EXERCISE => Look through the material below. Copy each line that contains the string "Lens".

EXERCISE DATA =>

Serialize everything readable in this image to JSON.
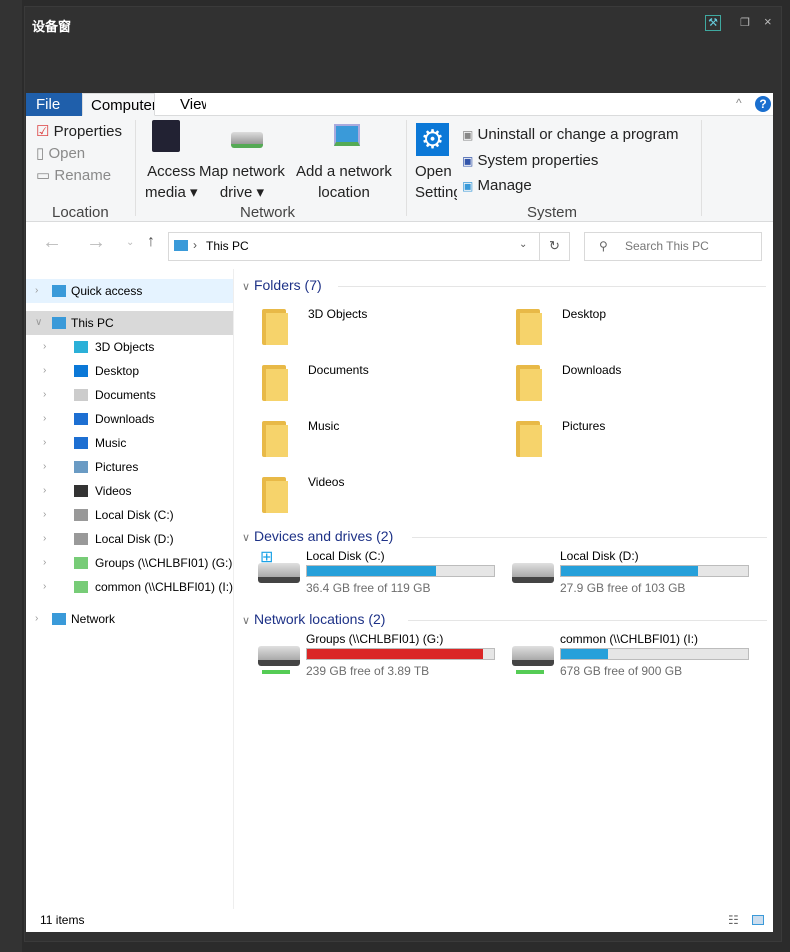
{
  "panel": {
    "title": "设备窗",
    "tools_icon": "tools-icon",
    "restore_icon": "restore-icon",
    "close_icon": "close-icon"
  },
  "tabs": {
    "file": "File",
    "computer": "Computer",
    "view": "View"
  },
  "ribbon": {
    "location": {
      "properties": "Properties",
      "open": "Open",
      "rename": "Rename",
      "label": "Location"
    },
    "network": {
      "access_media": [
        "Access",
        "media"
      ],
      "map_drive": [
        "Map network",
        "drive"
      ],
      "add_location": [
        "Add a network",
        "location"
      ],
      "label": "Network"
    },
    "system": {
      "open_settings": [
        "Open",
        "Settings"
      ],
      "uninstall": "Uninstall or change a program",
      "system_properties": "System properties",
      "manage": "Manage",
      "label": "System"
    }
  },
  "address": {
    "path": "This PC",
    "search_placeholder": "Search This PC"
  },
  "sidebar": {
    "items": [
      {
        "label": "Quick access",
        "icon": "star-icon"
      },
      {
        "label": "This PC",
        "icon": "computer-icon"
      },
      {
        "label": "3D Objects",
        "icon": "cube-icon"
      },
      {
        "label": "Desktop",
        "icon": "desktop-icon"
      },
      {
        "label": "Documents",
        "icon": "documents-icon"
      },
      {
        "label": "Downloads",
        "icon": "download-icon"
      },
      {
        "label": "Music",
        "icon": "music-icon"
      },
      {
        "label": "Pictures",
        "icon": "pictures-icon"
      },
      {
        "label": "Videos",
        "icon": "videos-icon"
      },
      {
        "label": "Local Disk (C:)",
        "icon": "drive-icon"
      },
      {
        "label": "Local Disk (D:)",
        "icon": "drive-icon"
      },
      {
        "label": "Groups (\\\\CHLBFI01) (G:)",
        "icon": "network-drive-icon"
      },
      {
        "label": "common (\\\\CHLBFI01) (I:)",
        "icon": "network-drive-icon"
      },
      {
        "label": "Network",
        "icon": "network-icon"
      }
    ]
  },
  "content": {
    "folders_header": "Folders (7)",
    "folders": [
      "3D Objects",
      "Desktop",
      "Documents",
      "Downloads",
      "Music",
      "Pictures",
      "Videos"
    ],
    "devices_header": "Devices and drives (2)",
    "devices": [
      {
        "name": "Local Disk (C:)",
        "free": "36.4 GB free of 119 GB",
        "used_pct": 69,
        "color": "#26a0da"
      },
      {
        "name": "Local Disk (D:)",
        "free": "27.9 GB free of 103 GB",
        "used_pct": 73,
        "color": "#26a0da"
      }
    ],
    "network_header": "Network locations (2)",
    "network": [
      {
        "name": "Groups (\\\\CHLBFI01) (G:)",
        "free": "239 GB free of 3.89 TB",
        "used_pct": 94,
        "color": "#da2626"
      },
      {
        "name": "common (\\\\CHLBFI01) (I:)",
        "free": "678 GB free of 900 GB",
        "used_pct": 25,
        "color": "#26a0da"
      }
    ]
  },
  "status": {
    "count": "11 items"
  }
}
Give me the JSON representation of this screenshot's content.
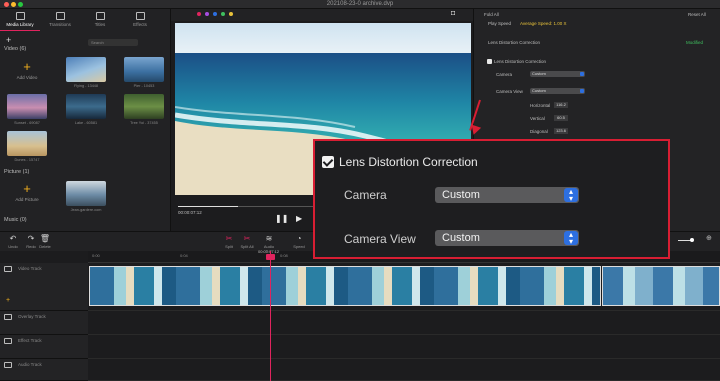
{
  "window": {
    "title": "202108-23-0 archive.dvp"
  },
  "left_panel": {
    "tabs": [
      {
        "label": "Media Library",
        "icon": "media-library-icon"
      },
      {
        "label": "Transitions",
        "icon": "transitions-icon"
      },
      {
        "label": "Titles",
        "icon": "titles-icon"
      },
      {
        "label": "Effects",
        "icon": "effects-icon"
      }
    ],
    "search_placeholder": "Search",
    "video_section": "Video (6)",
    "add_video": "Add Video",
    "videos": [
      "Flying - 13448",
      "Pier - 10453",
      "Sunset - 69087",
      "Lake - 60581",
      "Tree Yoi - 37455",
      "Dunes - 15747"
    ],
    "picture_section": "Picture (1)",
    "add_picture": "Add Picture",
    "pictures": [
      "Jean-gardere.com"
    ],
    "music_section": "Music (0)"
  },
  "preview": {
    "timecode": "00:00:07:12"
  },
  "right_panel": {
    "fold_all": "Fold All",
    "reset_all": "Reset All",
    "play_speed_label": "Play Speed",
    "play_speed_value": "Average Speed: 1.00 X",
    "section_title": "Lens Distortion Correction",
    "modified": "Modified",
    "checkbox_label": "Lens Distortion Correction",
    "camera_label": "Camera",
    "camera_value": "Custom",
    "camera_view_label": "Camera View",
    "camera_view_value": "Custom",
    "horizontal_label": "Horizontal",
    "horizontal_value": "116.2",
    "vertical_label": "Vertical",
    "vertical_value": "60.5",
    "diagonal_label": "Diagonal",
    "diagonal_value": "123.6"
  },
  "zoom_overlay": {
    "title": "Lens Distortion Correction",
    "camera_label": "Camera",
    "camera_value": "Custom",
    "camera_view_label": "Camera View",
    "camera_view_value": "Custom"
  },
  "timeline": {
    "toolbar": [
      {
        "label": "Undo",
        "icon": "undo-icon"
      },
      {
        "label": "Redo",
        "icon": "redo-icon"
      },
      {
        "label": "Delete",
        "icon": "delete-icon"
      },
      {
        "label": "Split",
        "icon": "split-icon"
      },
      {
        "label": "Split All",
        "icon": "split-all-icon"
      },
      {
        "label": "Audio Edit",
        "icon": "audio-edit-icon"
      },
      {
        "label": "Speed",
        "icon": "speed-icon"
      }
    ],
    "playhead_timecode": "00:00:07:12",
    "ruler": [
      "0:00",
      "0:04",
      "0:08"
    ],
    "tracks": [
      "Video Track",
      "Overlay Track",
      "Effect Track",
      "Audio Track"
    ]
  },
  "colors": {
    "accent_red": "#d81e33",
    "brand_pink": "#e0245e",
    "select_blue": "#2d6fe0",
    "speed_yellow": "#e8c23a",
    "modified_green": "#3fbf5f"
  }
}
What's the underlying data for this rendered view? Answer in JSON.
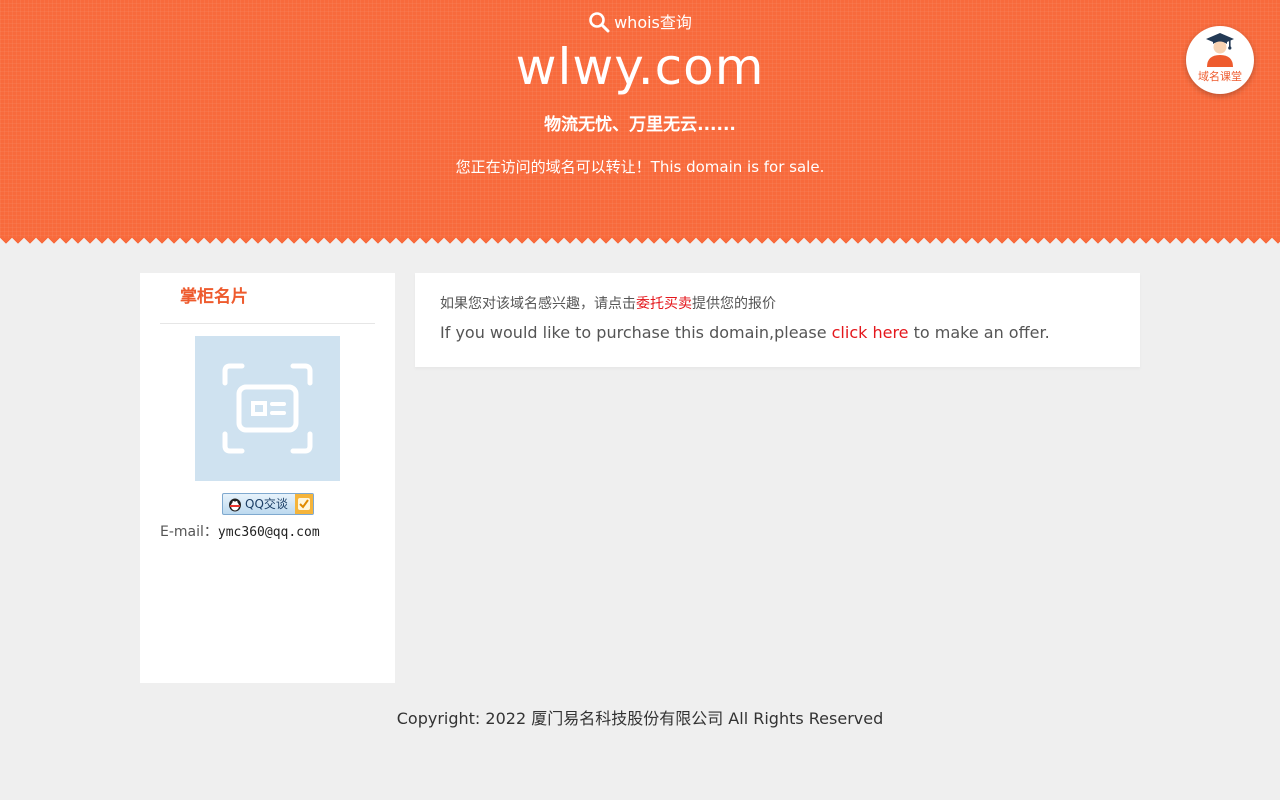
{
  "header": {
    "whois_label": "whois查询",
    "domain": "wlwy.com",
    "slogan": "物流无忧、万里无云......",
    "sale_notice": "您正在访问的域名可以转让！This domain is for sale."
  },
  "classroom": {
    "label": "域名课堂",
    "icon": "graduate-icon"
  },
  "seller_card": {
    "title": "掌柜名片",
    "qq_button_label": "QQ交谈",
    "email_label": "E-mail：",
    "email_value": "ymc360@qq.com"
  },
  "offer": {
    "cn_prefix": "如果您对该域名感兴趣，请点击",
    "cn_link": "委托买卖",
    "cn_suffix": "提供您的报价",
    "en_prefix": "If you would like to purchase this domain,please ",
    "en_link": "click here",
    "en_suffix": " to make an offer."
  },
  "footer": {
    "copyright": "Copyright: 2022 厦门易名科技股份有限公司 All Rights Reserved"
  },
  "colors": {
    "hero": "#f86a3c",
    "accent": "#ee5b2e",
    "link_red": "#e4171c",
    "background": "#efefef"
  }
}
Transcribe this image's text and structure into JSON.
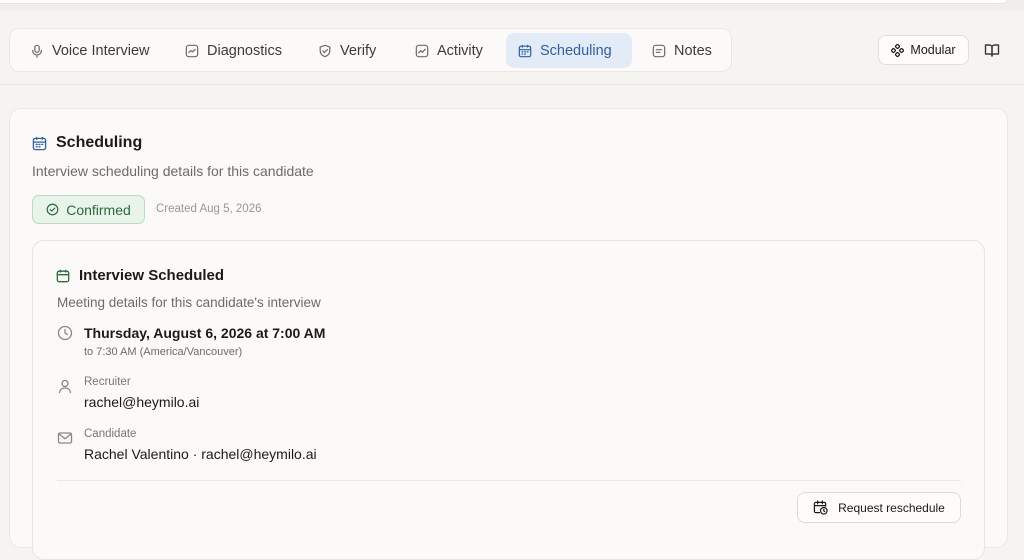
{
  "tabs": [
    {
      "label": "Voice Interview",
      "icon": "microphone-icon"
    },
    {
      "label": "Diagnostics",
      "icon": "chart-line-icon"
    },
    {
      "label": "Verify",
      "icon": "shield-check-icon"
    },
    {
      "label": "Activity",
      "icon": "activity-chart-icon"
    },
    {
      "label": "Scheduling",
      "icon": "calendar-icon",
      "active": true
    },
    {
      "label": "Notes",
      "icon": "notes-icon"
    }
  ],
  "toolbar": {
    "modular_label": "Modular"
  },
  "scheduling": {
    "title": "Scheduling",
    "subtitle": "Interview scheduling details for this candidate",
    "status": "Confirmed",
    "created": "Created Aug 5, 2026",
    "interview": {
      "title": "Interview Scheduled",
      "subtitle": "Meeting details for this candidate's interview",
      "datetime": "Thursday, August 6, 2026 at 7:00 AM",
      "end_time": "to 7:30 AM (America/Vancouver)",
      "recruiter_label": "Recruiter",
      "recruiter_email": "rachel@heymilo.ai",
      "candidate_label": "Candidate",
      "candidate_value": "Rachel Valentino · rachel@heymilo.ai",
      "reschedule_label": "Request reschedule"
    }
  },
  "colors": {
    "accent": "#2f5fae",
    "active_tab_bg": "#e3ebf7",
    "success": "#2d6a39",
    "success_bg": "#e8f4ea"
  }
}
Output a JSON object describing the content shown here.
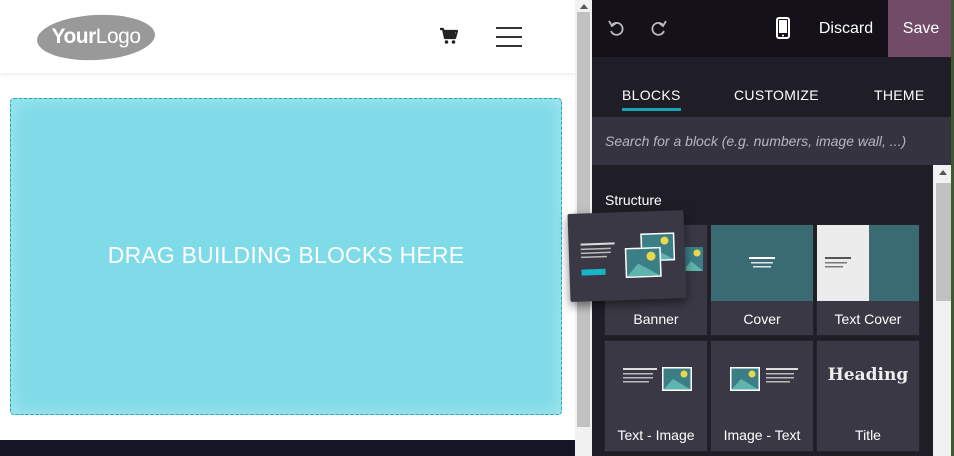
{
  "site": {
    "logo": {
      "text_bold": "Your",
      "text_light": "Logo"
    },
    "header_icons": [
      "shopping-cart-icon",
      "hamburger-menu-icon"
    ],
    "dropzone_label": "DRAG BUILDING BLOCKS HERE"
  },
  "editor": {
    "toolbar": {
      "undo_icon": "undo-icon",
      "redo_icon": "redo-icon",
      "mobile_icon": "mobile-preview-icon",
      "discard_label": "Discard",
      "save_label": "Save"
    },
    "tabs": [
      {
        "label": "BLOCKS",
        "active": true
      },
      {
        "label": "CUSTOMIZE",
        "active": false
      },
      {
        "label": "THEME",
        "active": false
      }
    ],
    "search": {
      "placeholder": "Search for a block (e.g. numbers, image wall, ...)",
      "value": ""
    },
    "section_title": "Structure",
    "blocks": [
      {
        "label": "Banner"
      },
      {
        "label": "Cover"
      },
      {
        "label": "Text Cover"
      },
      {
        "label": "Text - Image"
      },
      {
        "label": "Image - Text"
      },
      {
        "label": "Title",
        "thumb_text": "Heading"
      }
    ]
  },
  "colors": {
    "accent": "#17a2b8",
    "save_button": "#714b67",
    "dropzone": "#7fdbe8",
    "panel_bg": "#1f1d26"
  }
}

OUTPUT OF THE EXERCISE =>
    "section_title": "Lens Distortion Correction",
    "checkbox_label": "Lens Distortion Correction",
    "title": "Lens Distortion Correction",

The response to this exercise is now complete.